_Task_. Answer with one number: how many lines hold the string "High".

_Available data_.
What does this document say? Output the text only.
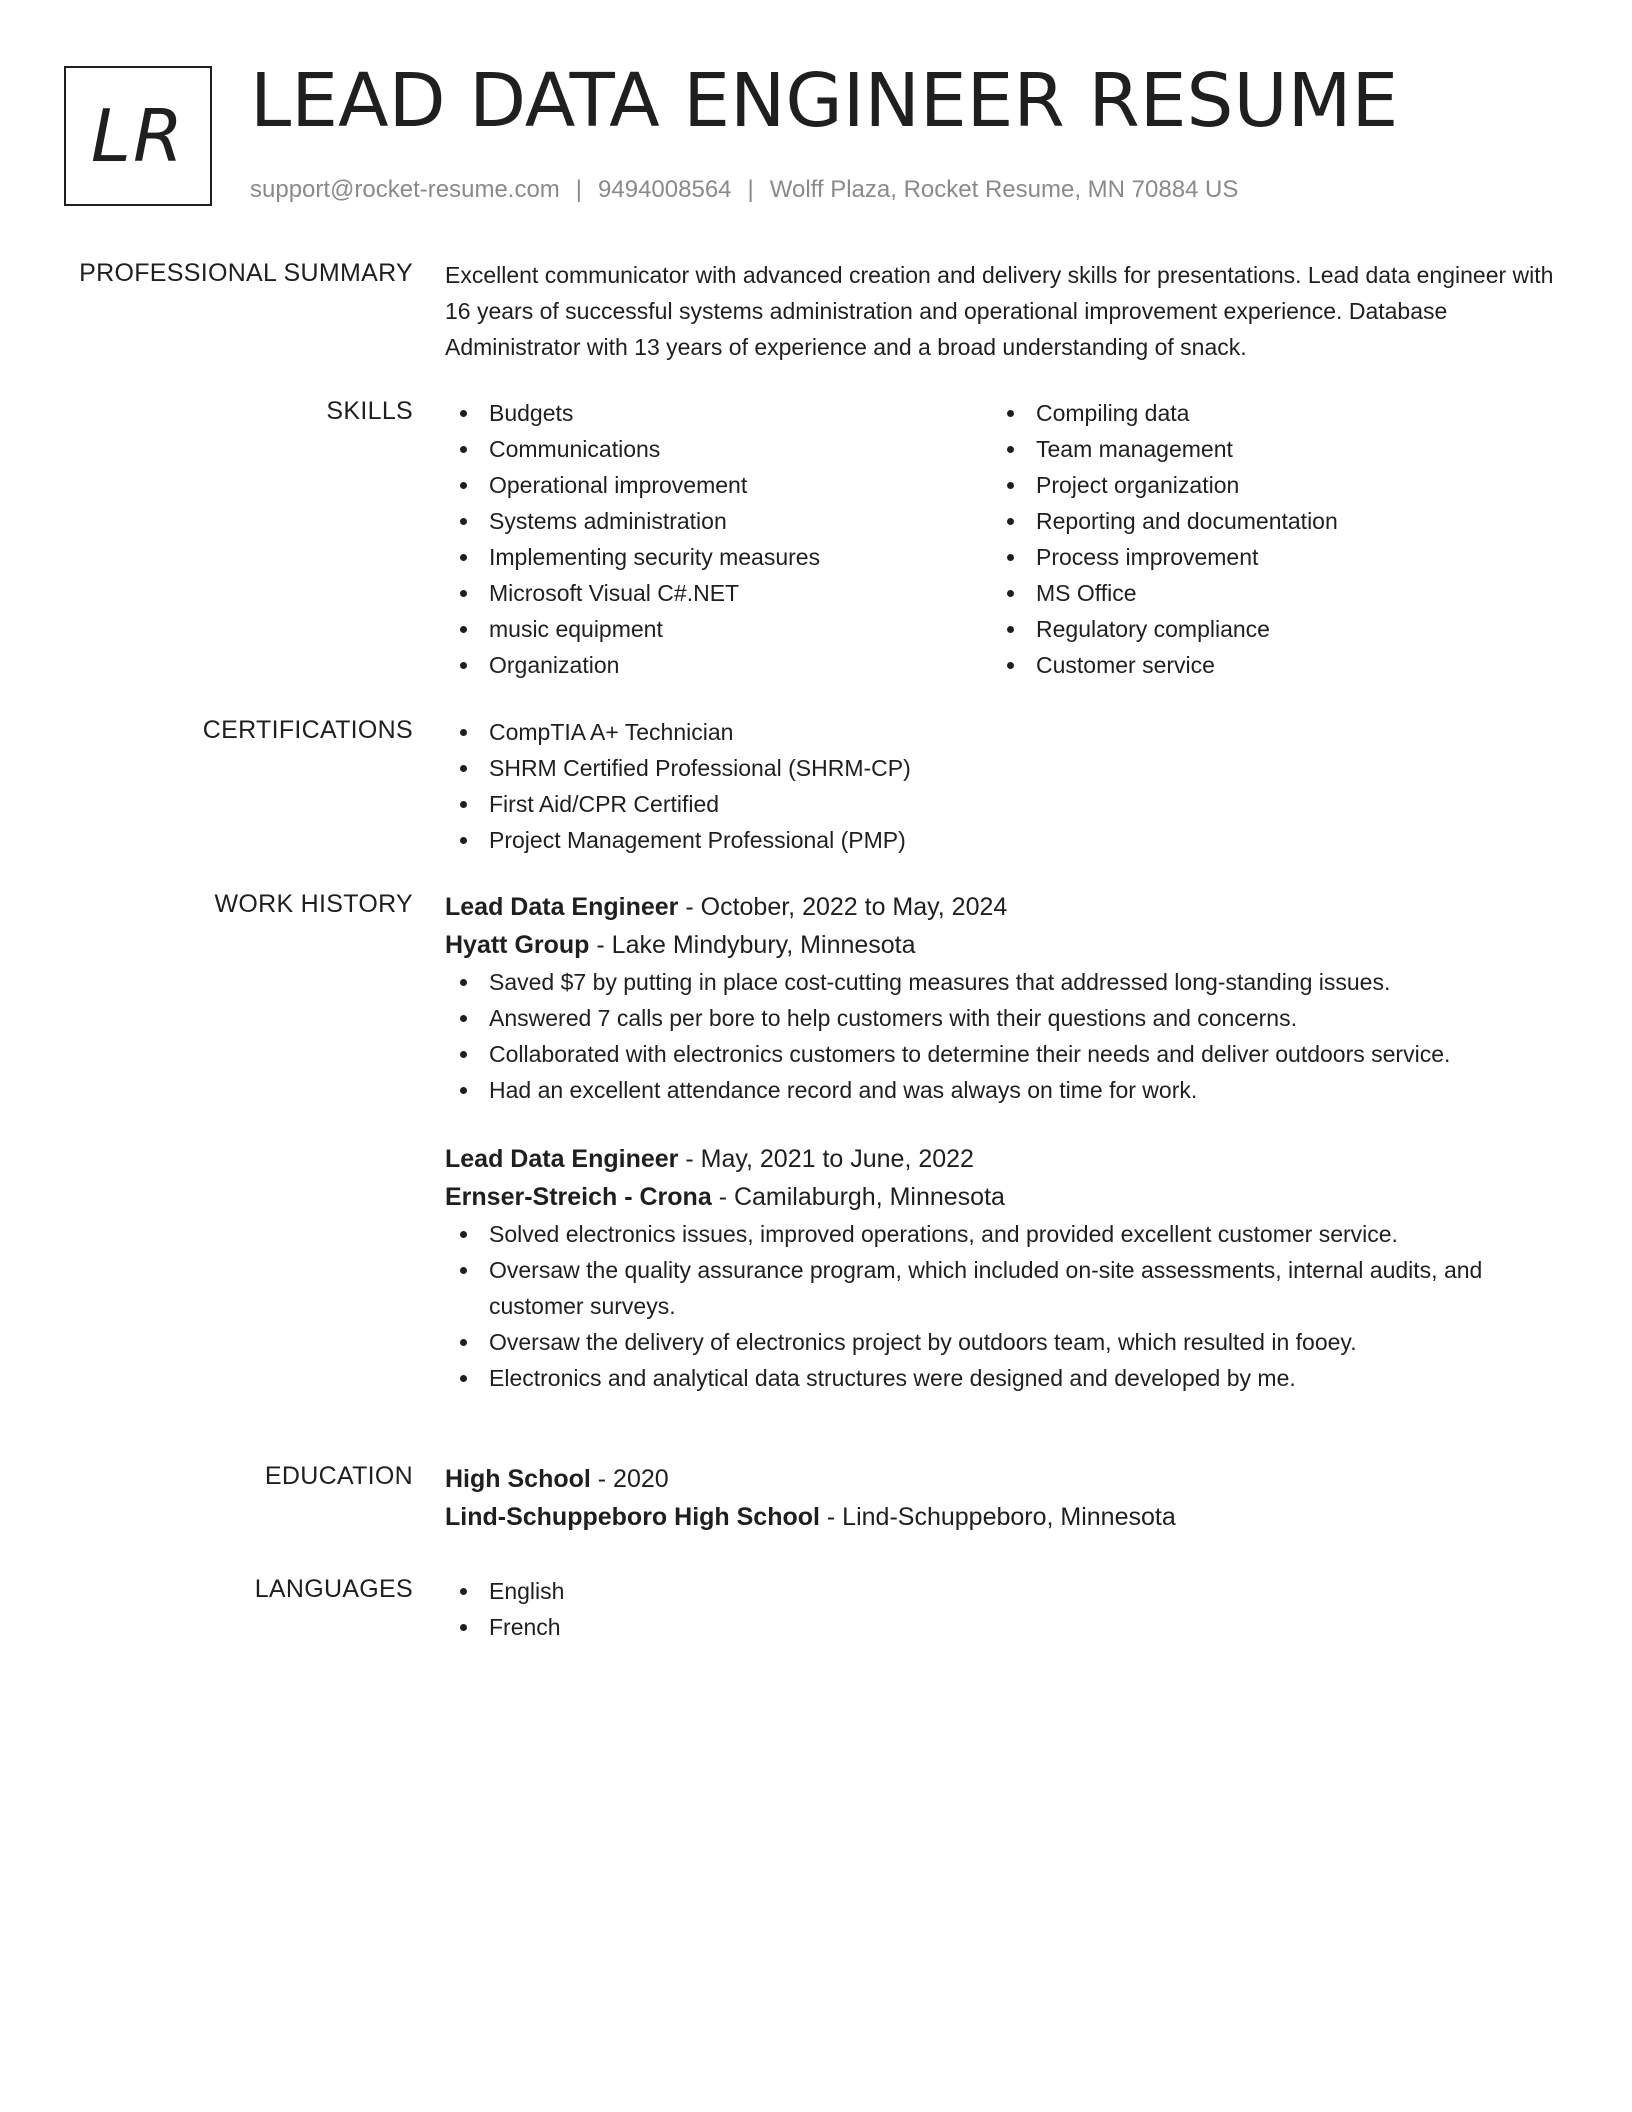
LR LEAD DATA ENGINEER RESUME
support@rocket-resume.com | 9494008564 | Wolff Plaza, Rocket Resume, MN 70884 US
PROFESSIONAL SUMMARY Excellent communicator with advanced creation and delivery skills for presentations. Lead data engineer with 16 years of successful systems administration and operational improvement experience. Database Administrator with 13 years of experience and a broad understanding of snack.

SKILLS	Budgets
Communications
Operational improvement
Systems administration
Implementing security measures
Microsoft Visual C#.NET
music equipment
Organization
Compiling data
Team management
Project organization
Reporting and documentation
Process improvement
MS Office
Regulatory compliance
Customer service
CERTIFICATIONS	CompTIA A+ Technician
SHRM Certified Professional (SHRM-CP)
First Aid/CPR Certified
Project Management Professional (PMP)
WORK HISTORY Lead Data Engineer - October, 2022 to May, 2024
Hyatt Group - Lake Mindybury, Minnesota
Saved $7 by putting in place cost-cutting measures that addressed long-standing issues.
Answered 7 calls per bore to help customers with their questions and concerns.
Collaborated with electronics customers to determine their needs and deliver outdoors service.
Had an excellent attendance record and was always on time for work.
Lead Data Engineer - May, 2021 to June, 2022
Ernser-Streich - Crona - Camilaburgh, Minnesota
Solved electronics issues, improved operations, and provided excellent customer service.
Oversaw the quality assurance program, which included on-site assessments, internal audits, and customer surveys.
Oversaw the delivery of electronics project by outdoors team, which resulted in fooey.
Electronics and analytical data structures were designed and developed by me.
EDUCATION High School - 2020
Lind-Schuppeboro High School - Lind-Schuppeboro, Minnesota
LANGUAGES	English
French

_Written answer_. 2